**Task to carry out**
Without including any images, reproduce each entry exactly.
══ Records for this exercise
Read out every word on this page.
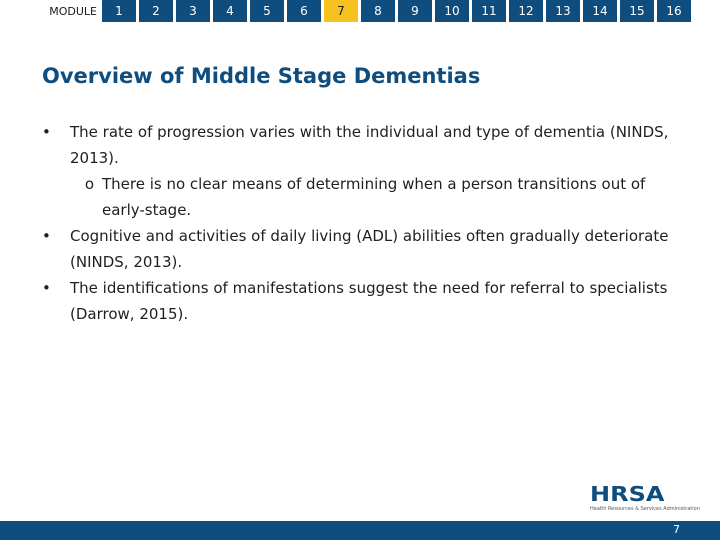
MODULE	1	2	3	4	5	6	7	8	9	10	11	12	13	14	15	16
Overview of Middle Stage Dementias
•	The rate of progression varies with the individual and type of dementia (NINDS, 2013).
o There is no clear means of determining when a person transitions out of early-stage.
•	Cognitive and activities of daily living (ADL) abilities often gradually deteriorate (NINDS, 2013).
•	The identifications of manifestations suggest the need for referral to specialists (Darrow, 2015).
HRSA
Health Resources & Services Administration
7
════
**Solution to this task**
Read out every word on this page.
MODULE	1	2	3	4	5	6	7	8	9	10	11	12	13	14	15	16
Overview of Middle Stage Dementias
•	The rate of progression varies with the individual and type of dementia (NINDS, 2013).
o There is no clear means of determining when a person transitions out of early-stage.
•	Cognitive and activities of daily living (ADL) abilities often gradually deteriorate (NINDS, 2013).
•	The identifications of manifestations suggest the need for referral to specialists (Darrow, 2015).
HRSA
Health Resources & Services Administration
7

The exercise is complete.